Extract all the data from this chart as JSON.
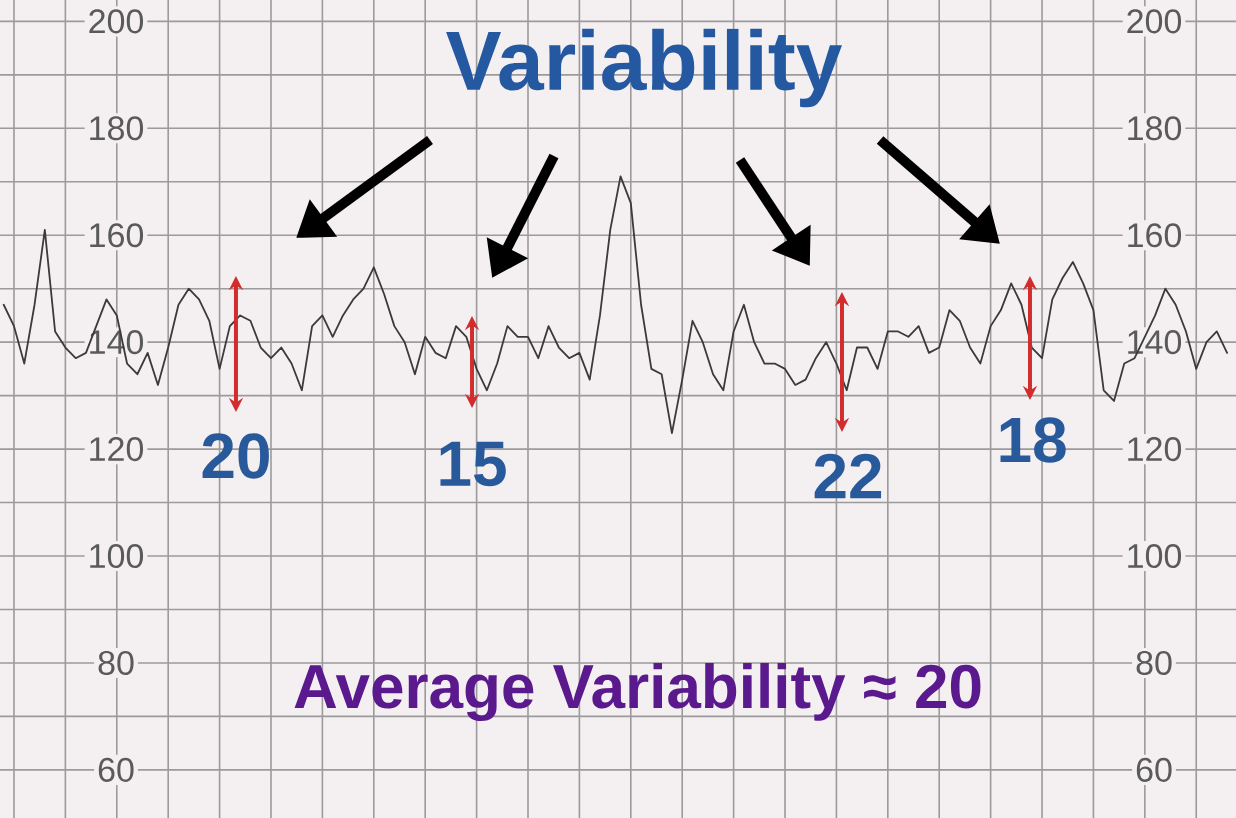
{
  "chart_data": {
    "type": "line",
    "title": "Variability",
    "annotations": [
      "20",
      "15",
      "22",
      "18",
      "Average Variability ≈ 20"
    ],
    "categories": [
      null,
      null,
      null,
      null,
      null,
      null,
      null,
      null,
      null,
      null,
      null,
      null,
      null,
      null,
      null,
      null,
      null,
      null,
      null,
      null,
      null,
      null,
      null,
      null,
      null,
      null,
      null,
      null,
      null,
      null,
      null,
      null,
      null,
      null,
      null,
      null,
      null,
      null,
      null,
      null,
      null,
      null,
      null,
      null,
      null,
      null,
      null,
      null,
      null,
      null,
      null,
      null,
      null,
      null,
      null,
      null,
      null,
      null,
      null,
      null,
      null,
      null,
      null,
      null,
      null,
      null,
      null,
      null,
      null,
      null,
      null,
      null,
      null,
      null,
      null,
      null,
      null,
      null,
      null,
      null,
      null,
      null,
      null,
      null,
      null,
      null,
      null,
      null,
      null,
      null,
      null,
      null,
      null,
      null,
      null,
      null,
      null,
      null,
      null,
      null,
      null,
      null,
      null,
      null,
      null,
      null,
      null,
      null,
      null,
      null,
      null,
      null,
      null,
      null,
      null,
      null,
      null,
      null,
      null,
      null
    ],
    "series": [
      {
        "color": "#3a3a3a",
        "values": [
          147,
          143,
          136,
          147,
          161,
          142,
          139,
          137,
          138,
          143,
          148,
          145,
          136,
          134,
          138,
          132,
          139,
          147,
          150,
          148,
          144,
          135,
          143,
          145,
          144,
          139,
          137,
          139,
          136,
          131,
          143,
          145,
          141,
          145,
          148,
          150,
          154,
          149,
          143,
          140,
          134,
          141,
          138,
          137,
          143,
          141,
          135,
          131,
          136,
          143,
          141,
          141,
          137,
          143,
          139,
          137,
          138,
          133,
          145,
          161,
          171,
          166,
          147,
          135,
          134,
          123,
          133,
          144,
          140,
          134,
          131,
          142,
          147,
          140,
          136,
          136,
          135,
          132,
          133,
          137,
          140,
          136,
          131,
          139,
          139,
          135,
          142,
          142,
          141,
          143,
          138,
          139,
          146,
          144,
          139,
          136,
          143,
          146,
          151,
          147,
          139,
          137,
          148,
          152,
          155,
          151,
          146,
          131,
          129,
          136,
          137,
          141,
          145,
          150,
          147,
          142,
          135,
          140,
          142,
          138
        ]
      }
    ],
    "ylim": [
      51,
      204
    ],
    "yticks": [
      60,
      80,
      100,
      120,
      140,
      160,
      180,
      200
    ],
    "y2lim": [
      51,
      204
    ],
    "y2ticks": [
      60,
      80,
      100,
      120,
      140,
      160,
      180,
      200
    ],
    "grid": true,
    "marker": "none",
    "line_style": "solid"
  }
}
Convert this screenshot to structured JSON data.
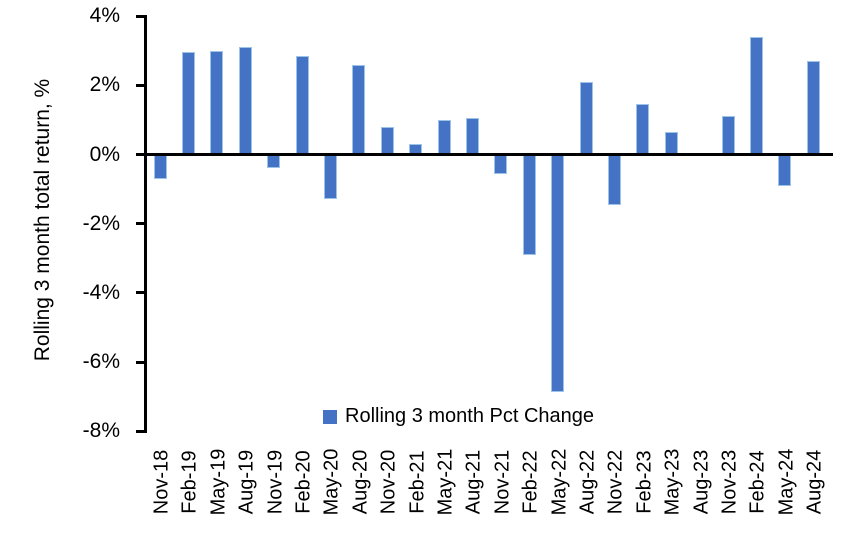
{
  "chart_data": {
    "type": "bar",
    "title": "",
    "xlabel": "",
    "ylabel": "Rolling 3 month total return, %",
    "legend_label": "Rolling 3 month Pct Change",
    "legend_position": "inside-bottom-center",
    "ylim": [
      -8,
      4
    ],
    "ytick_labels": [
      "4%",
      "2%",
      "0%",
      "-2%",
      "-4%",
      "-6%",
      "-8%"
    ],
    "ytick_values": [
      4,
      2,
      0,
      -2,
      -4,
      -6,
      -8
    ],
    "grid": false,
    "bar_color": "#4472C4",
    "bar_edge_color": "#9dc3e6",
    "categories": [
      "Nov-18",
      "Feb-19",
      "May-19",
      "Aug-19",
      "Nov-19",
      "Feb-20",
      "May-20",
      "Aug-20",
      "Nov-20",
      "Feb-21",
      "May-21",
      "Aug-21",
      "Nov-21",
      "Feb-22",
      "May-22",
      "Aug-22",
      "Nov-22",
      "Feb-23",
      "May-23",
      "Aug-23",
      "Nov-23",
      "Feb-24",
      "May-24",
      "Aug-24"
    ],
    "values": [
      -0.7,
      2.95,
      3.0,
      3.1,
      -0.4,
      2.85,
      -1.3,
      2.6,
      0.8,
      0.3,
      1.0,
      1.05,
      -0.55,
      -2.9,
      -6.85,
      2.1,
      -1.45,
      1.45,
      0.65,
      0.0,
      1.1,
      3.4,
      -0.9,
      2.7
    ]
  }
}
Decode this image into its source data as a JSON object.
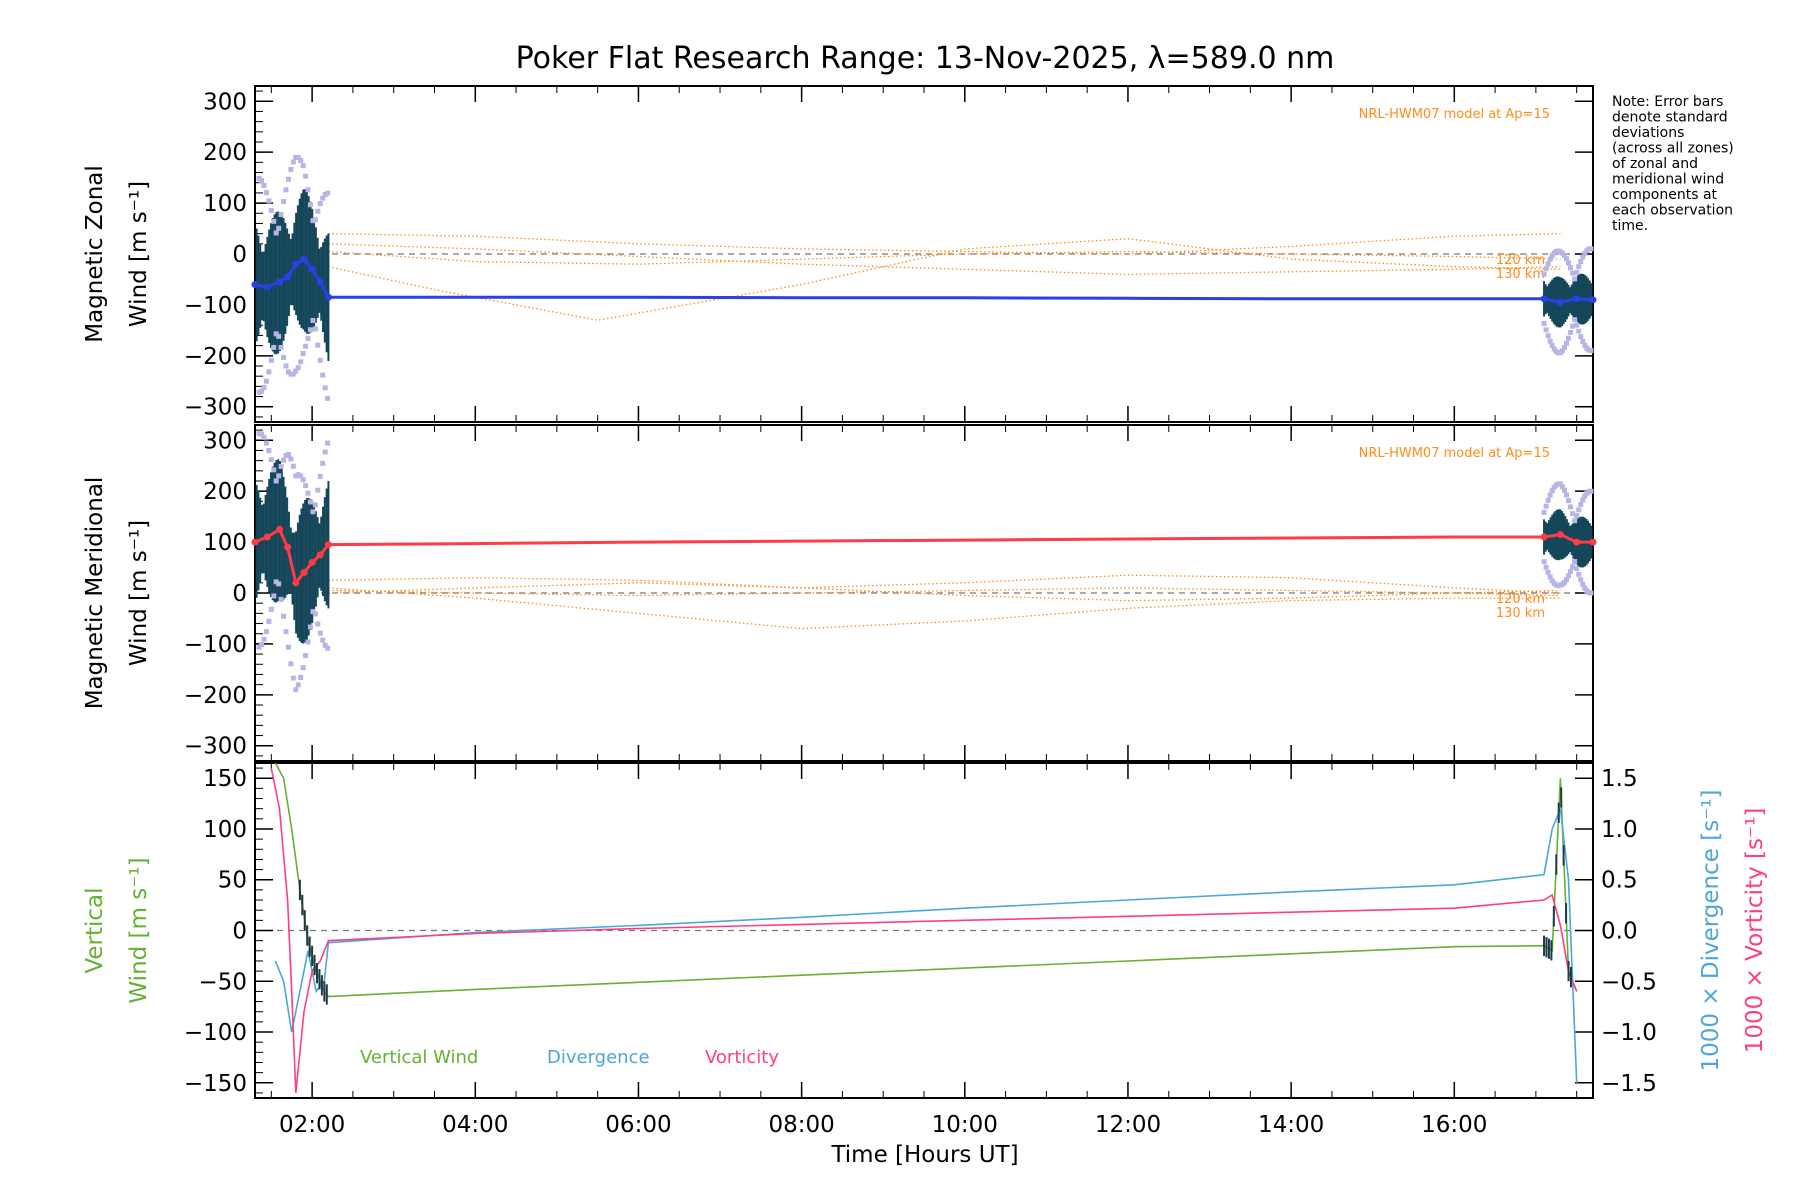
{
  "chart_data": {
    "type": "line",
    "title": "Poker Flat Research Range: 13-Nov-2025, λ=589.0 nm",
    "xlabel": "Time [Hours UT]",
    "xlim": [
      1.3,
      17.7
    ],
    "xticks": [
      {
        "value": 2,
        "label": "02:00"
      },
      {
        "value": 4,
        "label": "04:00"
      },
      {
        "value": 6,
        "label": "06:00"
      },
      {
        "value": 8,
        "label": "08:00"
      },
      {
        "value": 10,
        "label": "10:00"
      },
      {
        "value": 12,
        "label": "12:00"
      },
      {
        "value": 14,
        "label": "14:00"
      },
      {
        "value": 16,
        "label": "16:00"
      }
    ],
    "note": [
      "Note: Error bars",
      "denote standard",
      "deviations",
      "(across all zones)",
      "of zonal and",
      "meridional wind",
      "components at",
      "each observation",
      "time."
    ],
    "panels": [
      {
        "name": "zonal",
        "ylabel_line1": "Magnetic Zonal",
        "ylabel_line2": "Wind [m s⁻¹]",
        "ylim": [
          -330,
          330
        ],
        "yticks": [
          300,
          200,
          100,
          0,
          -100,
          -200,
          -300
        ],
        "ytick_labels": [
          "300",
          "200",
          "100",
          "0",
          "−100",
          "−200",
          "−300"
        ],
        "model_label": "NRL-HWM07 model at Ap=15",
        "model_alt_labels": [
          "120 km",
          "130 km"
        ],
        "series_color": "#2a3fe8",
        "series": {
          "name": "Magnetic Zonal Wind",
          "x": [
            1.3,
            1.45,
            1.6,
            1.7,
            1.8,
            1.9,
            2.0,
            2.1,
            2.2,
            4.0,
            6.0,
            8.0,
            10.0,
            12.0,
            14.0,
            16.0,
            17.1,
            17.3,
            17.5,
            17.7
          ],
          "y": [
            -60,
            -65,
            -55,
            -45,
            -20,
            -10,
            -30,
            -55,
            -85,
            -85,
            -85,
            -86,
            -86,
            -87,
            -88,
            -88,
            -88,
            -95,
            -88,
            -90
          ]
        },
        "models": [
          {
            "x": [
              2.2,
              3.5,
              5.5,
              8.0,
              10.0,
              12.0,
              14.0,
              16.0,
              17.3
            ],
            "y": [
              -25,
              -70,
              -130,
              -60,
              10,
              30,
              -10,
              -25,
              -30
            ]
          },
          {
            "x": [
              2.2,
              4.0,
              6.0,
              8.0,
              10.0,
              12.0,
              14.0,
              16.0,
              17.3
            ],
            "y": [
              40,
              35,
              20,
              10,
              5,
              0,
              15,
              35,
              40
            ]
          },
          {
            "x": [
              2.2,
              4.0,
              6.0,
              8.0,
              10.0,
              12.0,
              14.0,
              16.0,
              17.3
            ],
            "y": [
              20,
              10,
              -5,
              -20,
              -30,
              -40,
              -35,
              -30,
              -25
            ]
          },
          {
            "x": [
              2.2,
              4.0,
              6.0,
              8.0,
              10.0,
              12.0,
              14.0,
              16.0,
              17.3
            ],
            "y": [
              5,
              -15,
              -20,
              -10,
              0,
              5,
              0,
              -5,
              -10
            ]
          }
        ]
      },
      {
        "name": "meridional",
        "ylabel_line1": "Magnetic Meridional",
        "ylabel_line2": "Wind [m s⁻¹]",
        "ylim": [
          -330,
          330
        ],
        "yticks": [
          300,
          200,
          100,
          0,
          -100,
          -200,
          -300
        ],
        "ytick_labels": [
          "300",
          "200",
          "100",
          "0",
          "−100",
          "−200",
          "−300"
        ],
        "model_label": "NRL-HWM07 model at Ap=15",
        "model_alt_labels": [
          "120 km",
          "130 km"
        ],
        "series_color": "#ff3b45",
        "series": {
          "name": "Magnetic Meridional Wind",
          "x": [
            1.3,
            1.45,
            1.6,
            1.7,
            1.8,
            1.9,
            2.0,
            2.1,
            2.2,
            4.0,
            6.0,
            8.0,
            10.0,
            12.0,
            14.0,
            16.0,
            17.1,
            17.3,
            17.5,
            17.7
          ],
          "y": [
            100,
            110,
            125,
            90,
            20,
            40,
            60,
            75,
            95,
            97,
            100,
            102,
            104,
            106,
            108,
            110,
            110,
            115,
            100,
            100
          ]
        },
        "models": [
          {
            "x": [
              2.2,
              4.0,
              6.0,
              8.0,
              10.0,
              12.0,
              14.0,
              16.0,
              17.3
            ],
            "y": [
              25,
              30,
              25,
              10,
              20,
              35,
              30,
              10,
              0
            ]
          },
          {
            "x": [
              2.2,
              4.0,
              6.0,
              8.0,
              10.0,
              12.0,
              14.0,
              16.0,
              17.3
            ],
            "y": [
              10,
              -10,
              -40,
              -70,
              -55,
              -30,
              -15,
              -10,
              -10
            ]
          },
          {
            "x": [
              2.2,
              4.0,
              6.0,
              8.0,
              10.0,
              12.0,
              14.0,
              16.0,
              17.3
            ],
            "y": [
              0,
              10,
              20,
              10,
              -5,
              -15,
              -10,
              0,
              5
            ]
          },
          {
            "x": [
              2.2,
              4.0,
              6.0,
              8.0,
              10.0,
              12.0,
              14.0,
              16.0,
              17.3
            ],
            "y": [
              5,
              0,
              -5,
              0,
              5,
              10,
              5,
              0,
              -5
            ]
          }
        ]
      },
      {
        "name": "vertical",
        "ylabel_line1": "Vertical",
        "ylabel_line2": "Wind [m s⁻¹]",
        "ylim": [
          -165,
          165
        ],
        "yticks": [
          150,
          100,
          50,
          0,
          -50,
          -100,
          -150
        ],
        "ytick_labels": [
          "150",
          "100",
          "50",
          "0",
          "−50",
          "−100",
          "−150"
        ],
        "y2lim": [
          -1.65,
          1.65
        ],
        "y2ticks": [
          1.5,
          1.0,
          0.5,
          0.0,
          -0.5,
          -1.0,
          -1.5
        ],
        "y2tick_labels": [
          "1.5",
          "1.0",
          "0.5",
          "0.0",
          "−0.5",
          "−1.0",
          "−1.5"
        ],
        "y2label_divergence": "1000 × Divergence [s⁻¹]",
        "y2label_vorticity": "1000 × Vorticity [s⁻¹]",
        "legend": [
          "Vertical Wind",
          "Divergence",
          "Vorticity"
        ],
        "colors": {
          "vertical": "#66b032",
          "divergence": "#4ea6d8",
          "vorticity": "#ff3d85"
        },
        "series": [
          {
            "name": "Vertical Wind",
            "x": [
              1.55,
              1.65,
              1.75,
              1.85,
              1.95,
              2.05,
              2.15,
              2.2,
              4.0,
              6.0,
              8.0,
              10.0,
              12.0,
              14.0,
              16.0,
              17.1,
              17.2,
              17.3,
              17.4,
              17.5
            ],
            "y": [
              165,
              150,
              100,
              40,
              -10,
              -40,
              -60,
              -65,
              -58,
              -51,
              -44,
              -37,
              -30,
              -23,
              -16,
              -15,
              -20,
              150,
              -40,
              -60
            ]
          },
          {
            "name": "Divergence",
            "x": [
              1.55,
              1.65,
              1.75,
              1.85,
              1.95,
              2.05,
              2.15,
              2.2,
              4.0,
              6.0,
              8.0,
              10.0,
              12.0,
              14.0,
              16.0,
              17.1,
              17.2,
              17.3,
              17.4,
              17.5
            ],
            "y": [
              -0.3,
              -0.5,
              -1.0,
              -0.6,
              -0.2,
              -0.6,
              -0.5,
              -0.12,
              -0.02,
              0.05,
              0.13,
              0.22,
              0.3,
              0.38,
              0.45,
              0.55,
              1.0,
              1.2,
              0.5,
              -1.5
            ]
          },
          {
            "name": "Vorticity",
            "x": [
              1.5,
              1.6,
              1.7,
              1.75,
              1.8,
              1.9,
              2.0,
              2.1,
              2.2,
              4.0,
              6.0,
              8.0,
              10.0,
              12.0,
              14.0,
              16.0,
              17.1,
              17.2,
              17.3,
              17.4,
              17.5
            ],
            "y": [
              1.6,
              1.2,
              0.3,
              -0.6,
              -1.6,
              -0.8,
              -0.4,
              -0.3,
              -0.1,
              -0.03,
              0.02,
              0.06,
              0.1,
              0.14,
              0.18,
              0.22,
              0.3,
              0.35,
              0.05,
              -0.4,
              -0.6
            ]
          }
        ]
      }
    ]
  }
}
────────
Instructions to follow: Copy every single line of the material above that holds "Variability".

Expected answer:
    "title": "Variability",
      "Average Variability ≈ 20"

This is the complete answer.